Aim of the exercise |
Output the material below as a JSON list of strings, one string per line, starting at its first line and stopping after the line that contains "brush-preset-soft-large[interactable] bbox=[5, 66, 20, 81]". Leave out any blank lines.

Given records |
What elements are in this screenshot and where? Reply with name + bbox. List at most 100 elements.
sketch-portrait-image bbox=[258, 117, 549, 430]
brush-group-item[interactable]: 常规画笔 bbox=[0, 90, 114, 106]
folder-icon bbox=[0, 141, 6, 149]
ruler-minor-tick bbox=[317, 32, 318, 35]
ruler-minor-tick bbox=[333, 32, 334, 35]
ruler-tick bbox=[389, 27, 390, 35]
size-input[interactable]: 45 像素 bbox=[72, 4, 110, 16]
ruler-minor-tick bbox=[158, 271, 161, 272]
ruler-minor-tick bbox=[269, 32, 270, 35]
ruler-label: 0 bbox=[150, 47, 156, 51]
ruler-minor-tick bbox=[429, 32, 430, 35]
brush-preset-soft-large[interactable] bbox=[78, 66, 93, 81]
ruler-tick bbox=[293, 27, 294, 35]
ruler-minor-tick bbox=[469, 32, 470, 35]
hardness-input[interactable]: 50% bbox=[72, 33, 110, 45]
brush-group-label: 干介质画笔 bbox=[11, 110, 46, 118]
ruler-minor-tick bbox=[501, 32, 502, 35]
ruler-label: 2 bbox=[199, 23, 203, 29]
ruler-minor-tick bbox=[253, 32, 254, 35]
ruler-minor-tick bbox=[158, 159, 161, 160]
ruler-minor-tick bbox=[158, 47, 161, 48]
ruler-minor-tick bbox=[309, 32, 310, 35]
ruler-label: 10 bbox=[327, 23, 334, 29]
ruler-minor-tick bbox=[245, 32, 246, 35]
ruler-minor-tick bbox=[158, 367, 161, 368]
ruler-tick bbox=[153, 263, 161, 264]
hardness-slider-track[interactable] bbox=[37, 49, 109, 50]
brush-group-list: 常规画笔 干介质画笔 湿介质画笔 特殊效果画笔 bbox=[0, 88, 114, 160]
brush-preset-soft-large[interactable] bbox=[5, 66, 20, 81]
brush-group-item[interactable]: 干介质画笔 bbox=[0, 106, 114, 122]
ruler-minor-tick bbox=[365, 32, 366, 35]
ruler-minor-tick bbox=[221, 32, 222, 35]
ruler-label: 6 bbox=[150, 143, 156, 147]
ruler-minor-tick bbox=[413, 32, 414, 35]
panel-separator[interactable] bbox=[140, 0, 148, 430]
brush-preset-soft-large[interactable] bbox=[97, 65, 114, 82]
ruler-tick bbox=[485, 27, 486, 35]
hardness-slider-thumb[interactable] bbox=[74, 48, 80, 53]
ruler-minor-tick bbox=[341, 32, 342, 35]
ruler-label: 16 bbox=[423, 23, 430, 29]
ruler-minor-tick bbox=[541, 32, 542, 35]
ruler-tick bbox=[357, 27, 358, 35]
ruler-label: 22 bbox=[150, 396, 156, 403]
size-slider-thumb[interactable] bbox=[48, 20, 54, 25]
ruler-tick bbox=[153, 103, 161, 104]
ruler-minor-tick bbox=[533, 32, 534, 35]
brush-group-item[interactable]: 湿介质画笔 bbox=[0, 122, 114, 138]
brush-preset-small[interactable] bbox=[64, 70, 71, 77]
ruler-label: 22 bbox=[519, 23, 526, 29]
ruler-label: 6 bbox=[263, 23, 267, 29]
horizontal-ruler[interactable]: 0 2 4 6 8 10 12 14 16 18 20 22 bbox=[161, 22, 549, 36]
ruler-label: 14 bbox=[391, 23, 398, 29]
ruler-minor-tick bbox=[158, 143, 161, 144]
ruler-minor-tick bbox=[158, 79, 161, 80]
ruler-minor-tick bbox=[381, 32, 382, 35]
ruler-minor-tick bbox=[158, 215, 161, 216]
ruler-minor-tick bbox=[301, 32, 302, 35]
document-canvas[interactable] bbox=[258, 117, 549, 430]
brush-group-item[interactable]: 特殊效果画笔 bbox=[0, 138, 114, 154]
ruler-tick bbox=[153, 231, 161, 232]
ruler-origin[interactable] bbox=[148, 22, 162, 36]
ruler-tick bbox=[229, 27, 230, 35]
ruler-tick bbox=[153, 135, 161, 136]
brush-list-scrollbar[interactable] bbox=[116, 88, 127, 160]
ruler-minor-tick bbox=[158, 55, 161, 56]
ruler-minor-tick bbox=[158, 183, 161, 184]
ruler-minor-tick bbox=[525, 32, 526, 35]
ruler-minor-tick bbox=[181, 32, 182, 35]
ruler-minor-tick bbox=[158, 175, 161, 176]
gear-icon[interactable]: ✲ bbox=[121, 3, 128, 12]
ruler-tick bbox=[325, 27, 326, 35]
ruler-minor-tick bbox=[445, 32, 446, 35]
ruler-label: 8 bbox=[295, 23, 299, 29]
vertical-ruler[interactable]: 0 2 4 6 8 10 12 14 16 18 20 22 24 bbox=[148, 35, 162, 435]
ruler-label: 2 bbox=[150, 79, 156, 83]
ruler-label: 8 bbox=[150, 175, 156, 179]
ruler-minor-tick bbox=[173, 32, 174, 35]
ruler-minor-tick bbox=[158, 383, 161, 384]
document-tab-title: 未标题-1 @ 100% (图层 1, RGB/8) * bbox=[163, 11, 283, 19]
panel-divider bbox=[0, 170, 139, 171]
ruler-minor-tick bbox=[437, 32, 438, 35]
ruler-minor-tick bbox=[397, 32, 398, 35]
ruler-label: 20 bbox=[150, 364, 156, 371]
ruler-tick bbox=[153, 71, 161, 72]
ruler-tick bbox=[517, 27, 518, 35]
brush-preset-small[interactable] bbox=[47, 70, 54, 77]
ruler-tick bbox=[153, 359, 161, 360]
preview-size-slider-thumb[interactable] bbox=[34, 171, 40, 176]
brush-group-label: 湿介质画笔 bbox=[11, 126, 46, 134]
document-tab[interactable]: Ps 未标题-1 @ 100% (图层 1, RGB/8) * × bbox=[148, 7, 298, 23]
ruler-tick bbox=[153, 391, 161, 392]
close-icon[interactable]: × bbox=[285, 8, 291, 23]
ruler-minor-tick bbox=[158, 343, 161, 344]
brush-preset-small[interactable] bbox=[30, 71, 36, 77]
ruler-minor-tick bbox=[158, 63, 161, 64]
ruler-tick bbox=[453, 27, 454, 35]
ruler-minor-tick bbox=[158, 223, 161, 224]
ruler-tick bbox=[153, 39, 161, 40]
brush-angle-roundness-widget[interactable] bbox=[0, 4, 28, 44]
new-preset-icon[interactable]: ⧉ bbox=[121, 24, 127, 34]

Exercise output |
[
  "What elements are in this screenshot and where? Reply with name + bbox. List at most 100 elements.",
  "sketch-portrait-image bbox=[258, 117, 549, 430]",
  "brush-group-item[interactable]: 常规画笔 bbox=[0, 90, 114, 106]",
  "folder-icon bbox=[0, 141, 6, 149]",
  "ruler-minor-tick bbox=[317, 32, 318, 35]",
  "ruler-minor-tick bbox=[333, 32, 334, 35]",
  "ruler-tick bbox=[389, 27, 390, 35]",
  "size-input[interactable]: 45 像素 bbox=[72, 4, 110, 16]",
  "ruler-minor-tick bbox=[158, 271, 161, 272]",
  "ruler-minor-tick bbox=[269, 32, 270, 35]",
  "ruler-label: 0 bbox=[150, 47, 156, 51]",
  "ruler-minor-tick bbox=[429, 32, 430, 35]",
  "brush-preset-soft-large[interactable] bbox=[78, 66, 93, 81]",
  "ruler-tick bbox=[293, 27, 294, 35]",
  "ruler-minor-tick bbox=[469, 32, 470, 35]",
  "hardness-input[interactable]: 50% bbox=[72, 33, 110, 45]",
  "brush-group-label: 干介质画笔 bbox=[11, 110, 46, 118]",
  "ruler-minor-tick bbox=[501, 32, 502, 35]",
  "ruler-label: 2 bbox=[199, 23, 203, 29]",
  "ruler-minor-tick bbox=[253, 32, 254, 35]",
  "ruler-minor-tick bbox=[158, 159, 161, 160]",
  "ruler-minor-tick bbox=[158, 47, 161, 48]",
  "ruler-minor-tick bbox=[309, 32, 310, 35]",
  "ruler-label: 10 bbox=[327, 23, 334, 29]",
  "ruler-minor-tick bbox=[245, 32, 246, 35]",
  "ruler-minor-tick bbox=[158, 367, 161, 368]",
  "ruler-tick bbox=[153, 263, 161, 264]",
  "hardness-slider-track[interactable] bbox=[37, 49, 109, 50]",
  "brush-group-list: 常规画笔 干介质画笔 湿介质画笔 特殊效果画笔 bbox=[0, 88, 114, 160]",
  "brush-preset-soft-large[interactable] bbox=[5, 66, 20, 81]"
]